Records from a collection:
┄┄┄┄┄┄
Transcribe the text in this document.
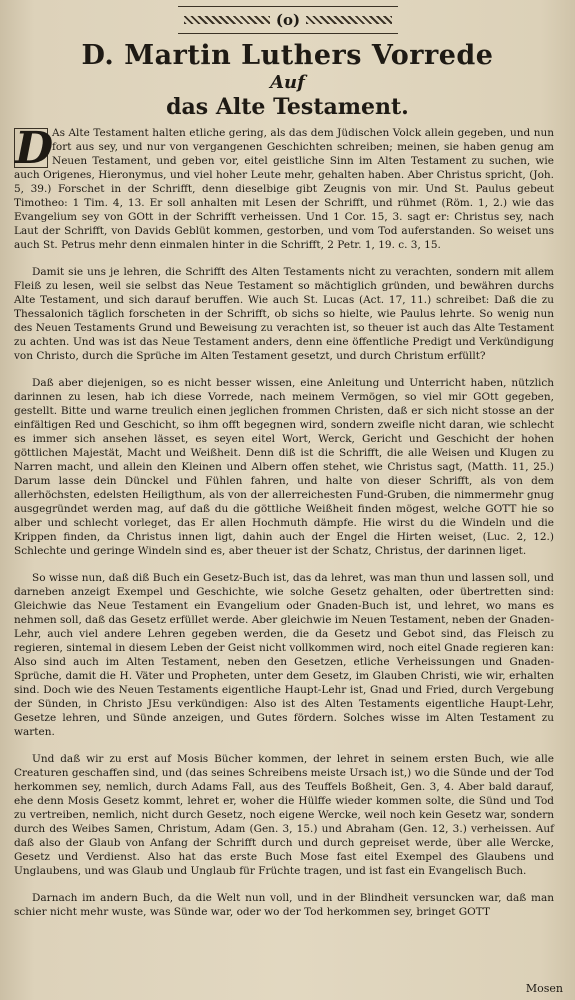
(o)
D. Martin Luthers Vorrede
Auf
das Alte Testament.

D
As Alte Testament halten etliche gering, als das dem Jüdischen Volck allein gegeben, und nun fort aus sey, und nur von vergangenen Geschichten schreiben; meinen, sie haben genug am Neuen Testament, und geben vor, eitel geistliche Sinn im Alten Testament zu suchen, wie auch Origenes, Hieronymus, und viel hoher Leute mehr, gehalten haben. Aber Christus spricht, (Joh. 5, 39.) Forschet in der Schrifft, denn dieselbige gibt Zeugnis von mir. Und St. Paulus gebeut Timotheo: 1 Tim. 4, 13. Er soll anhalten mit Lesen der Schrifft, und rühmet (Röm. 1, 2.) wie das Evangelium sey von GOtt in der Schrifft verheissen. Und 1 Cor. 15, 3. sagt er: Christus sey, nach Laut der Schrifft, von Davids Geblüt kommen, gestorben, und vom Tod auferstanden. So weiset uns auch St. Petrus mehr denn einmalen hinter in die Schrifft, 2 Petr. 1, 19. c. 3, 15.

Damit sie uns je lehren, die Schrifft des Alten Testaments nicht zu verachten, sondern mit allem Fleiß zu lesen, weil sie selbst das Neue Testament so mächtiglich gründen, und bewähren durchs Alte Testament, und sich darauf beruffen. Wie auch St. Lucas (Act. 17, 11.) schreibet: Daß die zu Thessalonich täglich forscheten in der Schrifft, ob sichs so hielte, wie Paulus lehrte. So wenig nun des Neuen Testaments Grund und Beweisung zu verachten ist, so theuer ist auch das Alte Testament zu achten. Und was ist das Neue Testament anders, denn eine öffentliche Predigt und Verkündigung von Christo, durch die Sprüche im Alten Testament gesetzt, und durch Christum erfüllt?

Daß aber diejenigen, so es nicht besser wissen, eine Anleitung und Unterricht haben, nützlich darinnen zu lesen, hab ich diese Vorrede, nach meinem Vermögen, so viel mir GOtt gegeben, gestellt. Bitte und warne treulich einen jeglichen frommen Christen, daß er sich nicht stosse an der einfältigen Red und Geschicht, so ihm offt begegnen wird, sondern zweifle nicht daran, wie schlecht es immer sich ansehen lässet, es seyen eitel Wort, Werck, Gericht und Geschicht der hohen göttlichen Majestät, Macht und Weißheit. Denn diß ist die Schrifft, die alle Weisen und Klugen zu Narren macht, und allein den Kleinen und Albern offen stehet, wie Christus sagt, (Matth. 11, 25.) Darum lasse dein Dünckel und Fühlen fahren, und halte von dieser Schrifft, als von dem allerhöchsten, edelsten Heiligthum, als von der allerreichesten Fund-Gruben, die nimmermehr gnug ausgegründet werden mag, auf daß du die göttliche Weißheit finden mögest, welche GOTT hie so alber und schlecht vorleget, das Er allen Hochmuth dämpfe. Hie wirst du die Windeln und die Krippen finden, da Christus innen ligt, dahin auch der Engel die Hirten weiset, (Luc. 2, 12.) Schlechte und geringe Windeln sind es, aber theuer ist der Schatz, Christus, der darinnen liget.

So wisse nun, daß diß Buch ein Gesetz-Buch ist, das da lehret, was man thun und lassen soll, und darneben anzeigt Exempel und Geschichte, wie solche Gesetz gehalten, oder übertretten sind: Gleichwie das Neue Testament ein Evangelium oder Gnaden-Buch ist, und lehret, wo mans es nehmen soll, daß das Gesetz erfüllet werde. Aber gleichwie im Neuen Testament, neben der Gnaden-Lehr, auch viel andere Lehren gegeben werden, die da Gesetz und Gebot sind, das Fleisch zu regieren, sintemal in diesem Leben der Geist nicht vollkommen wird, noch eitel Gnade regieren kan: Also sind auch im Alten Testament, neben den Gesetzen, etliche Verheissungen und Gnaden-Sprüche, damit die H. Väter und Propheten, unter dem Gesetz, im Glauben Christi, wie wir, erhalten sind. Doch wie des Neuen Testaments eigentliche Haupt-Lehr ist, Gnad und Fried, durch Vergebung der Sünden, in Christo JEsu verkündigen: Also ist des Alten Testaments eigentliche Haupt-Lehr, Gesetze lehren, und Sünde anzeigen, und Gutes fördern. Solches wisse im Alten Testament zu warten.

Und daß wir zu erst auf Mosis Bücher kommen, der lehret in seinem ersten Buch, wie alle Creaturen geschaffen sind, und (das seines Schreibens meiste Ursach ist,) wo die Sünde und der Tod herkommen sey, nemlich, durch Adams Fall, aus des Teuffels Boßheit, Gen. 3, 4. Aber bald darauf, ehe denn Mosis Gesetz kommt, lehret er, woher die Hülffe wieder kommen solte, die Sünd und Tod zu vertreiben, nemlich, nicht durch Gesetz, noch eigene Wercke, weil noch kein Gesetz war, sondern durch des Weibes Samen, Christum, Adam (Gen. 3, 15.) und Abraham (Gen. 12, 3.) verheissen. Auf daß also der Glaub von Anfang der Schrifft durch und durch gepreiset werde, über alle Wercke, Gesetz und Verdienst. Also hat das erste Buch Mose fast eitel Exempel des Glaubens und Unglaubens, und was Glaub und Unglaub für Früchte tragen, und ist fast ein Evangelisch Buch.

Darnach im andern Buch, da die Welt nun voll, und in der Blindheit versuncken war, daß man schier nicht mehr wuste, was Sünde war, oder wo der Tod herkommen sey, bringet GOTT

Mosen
┄┄┄┄┄┄
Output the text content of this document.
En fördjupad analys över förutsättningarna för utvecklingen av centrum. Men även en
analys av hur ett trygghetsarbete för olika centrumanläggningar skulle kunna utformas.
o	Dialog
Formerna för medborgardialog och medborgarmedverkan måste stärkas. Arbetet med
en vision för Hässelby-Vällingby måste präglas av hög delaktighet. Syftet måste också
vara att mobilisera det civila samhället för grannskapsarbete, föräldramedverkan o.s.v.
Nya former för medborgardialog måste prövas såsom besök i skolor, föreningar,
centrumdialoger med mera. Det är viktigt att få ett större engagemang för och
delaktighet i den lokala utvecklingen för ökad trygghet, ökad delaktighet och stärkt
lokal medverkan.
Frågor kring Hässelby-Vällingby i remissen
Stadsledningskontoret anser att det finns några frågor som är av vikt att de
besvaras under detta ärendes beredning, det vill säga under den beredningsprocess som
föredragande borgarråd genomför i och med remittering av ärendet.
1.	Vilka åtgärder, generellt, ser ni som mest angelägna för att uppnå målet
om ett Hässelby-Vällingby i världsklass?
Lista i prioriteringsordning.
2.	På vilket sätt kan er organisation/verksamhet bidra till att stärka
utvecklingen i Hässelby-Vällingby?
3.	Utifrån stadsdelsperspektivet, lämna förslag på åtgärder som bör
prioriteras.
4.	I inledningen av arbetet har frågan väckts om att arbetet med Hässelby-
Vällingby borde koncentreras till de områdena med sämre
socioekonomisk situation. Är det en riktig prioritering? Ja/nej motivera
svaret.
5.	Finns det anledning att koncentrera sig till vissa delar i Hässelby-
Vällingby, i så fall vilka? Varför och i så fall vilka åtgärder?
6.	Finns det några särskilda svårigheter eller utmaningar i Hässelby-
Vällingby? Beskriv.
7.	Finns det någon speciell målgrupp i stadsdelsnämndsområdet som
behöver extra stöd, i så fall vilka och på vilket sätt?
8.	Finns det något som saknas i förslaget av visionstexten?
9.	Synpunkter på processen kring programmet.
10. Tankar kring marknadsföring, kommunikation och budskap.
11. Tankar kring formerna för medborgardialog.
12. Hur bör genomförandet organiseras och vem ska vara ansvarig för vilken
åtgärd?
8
┄┄┄┄┄┄
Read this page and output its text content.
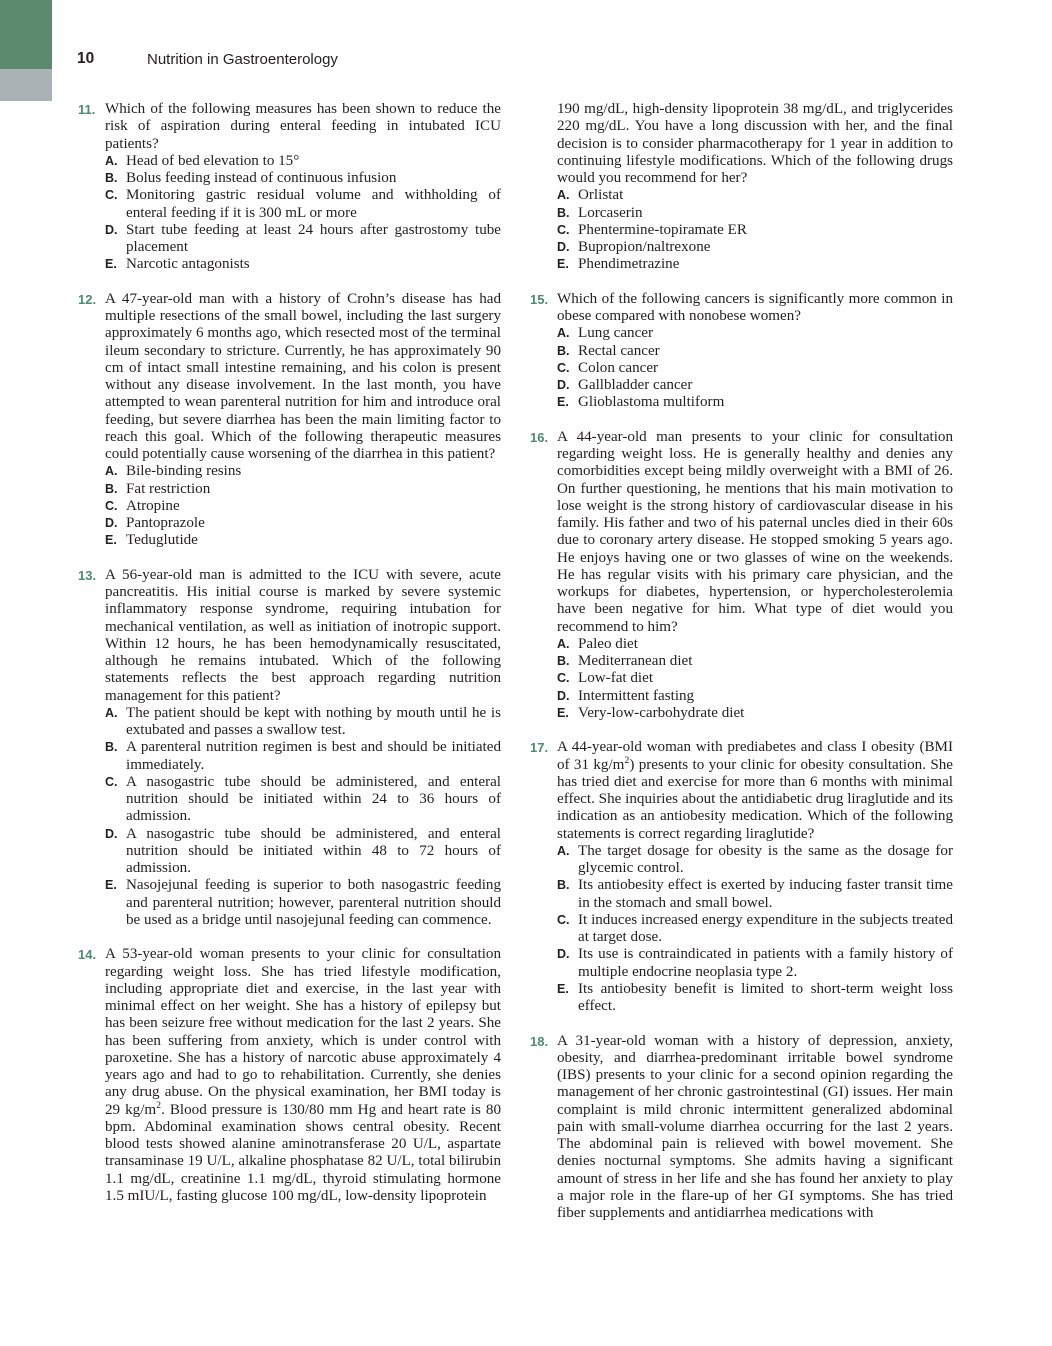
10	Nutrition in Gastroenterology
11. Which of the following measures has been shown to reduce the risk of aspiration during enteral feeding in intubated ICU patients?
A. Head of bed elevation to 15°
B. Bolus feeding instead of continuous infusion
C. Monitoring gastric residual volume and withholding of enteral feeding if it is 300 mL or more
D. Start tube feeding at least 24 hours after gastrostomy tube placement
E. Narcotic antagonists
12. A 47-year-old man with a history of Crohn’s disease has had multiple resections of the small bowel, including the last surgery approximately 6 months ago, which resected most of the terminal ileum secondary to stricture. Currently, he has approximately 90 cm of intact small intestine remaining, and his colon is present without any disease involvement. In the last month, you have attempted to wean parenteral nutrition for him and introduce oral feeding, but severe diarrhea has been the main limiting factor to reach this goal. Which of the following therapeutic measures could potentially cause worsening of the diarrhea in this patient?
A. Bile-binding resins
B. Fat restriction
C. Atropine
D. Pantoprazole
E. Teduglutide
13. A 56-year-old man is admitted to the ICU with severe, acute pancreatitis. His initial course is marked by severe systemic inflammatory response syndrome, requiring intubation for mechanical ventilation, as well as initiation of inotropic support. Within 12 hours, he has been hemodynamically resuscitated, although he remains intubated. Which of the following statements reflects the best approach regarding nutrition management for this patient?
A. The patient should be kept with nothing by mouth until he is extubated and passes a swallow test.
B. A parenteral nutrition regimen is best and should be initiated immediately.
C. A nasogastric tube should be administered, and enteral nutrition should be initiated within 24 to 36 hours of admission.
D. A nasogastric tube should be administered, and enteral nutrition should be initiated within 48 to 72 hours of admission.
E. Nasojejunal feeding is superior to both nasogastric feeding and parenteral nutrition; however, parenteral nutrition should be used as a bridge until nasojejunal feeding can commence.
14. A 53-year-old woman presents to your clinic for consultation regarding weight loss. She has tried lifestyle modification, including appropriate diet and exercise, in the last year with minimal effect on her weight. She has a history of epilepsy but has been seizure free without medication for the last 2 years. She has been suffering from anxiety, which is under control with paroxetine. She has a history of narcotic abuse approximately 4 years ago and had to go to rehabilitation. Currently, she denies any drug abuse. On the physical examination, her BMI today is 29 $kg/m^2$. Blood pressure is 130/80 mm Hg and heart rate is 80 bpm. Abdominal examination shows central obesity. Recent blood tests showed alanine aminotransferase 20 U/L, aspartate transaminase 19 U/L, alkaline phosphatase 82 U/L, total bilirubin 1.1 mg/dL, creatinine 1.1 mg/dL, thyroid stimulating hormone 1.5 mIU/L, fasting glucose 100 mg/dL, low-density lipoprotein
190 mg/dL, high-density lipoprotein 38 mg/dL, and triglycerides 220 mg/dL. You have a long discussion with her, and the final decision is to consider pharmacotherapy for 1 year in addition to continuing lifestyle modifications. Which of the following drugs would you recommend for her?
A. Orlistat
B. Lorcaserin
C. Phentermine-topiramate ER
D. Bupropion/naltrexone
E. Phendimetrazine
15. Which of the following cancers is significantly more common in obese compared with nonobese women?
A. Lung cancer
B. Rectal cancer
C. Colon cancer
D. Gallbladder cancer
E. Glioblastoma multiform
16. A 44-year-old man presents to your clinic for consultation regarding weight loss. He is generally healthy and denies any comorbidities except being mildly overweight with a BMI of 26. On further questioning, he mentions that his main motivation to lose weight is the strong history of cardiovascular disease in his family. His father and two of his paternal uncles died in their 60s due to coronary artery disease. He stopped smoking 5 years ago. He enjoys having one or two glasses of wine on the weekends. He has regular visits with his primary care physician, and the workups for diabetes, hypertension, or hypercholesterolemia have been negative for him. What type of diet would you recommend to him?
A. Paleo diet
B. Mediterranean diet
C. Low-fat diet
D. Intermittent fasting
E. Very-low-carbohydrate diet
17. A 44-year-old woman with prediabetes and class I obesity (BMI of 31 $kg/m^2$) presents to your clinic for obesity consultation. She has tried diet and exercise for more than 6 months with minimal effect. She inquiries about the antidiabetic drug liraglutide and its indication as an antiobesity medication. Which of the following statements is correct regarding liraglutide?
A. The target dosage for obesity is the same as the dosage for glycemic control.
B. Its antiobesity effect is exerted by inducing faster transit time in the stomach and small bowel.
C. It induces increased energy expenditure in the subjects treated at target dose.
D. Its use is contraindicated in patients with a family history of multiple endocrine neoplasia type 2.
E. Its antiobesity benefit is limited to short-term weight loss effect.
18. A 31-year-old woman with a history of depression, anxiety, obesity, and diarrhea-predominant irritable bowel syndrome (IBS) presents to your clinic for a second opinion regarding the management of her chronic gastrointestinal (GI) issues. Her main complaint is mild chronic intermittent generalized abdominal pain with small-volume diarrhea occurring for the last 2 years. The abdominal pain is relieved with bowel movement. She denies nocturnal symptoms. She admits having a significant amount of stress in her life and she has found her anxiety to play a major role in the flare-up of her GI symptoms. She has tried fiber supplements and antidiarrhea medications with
┄┄┄┄┄┄
- _Your objective_
Check which lines of the entries hold the word "intubated", then please give only how many there are.

- _Your response_
2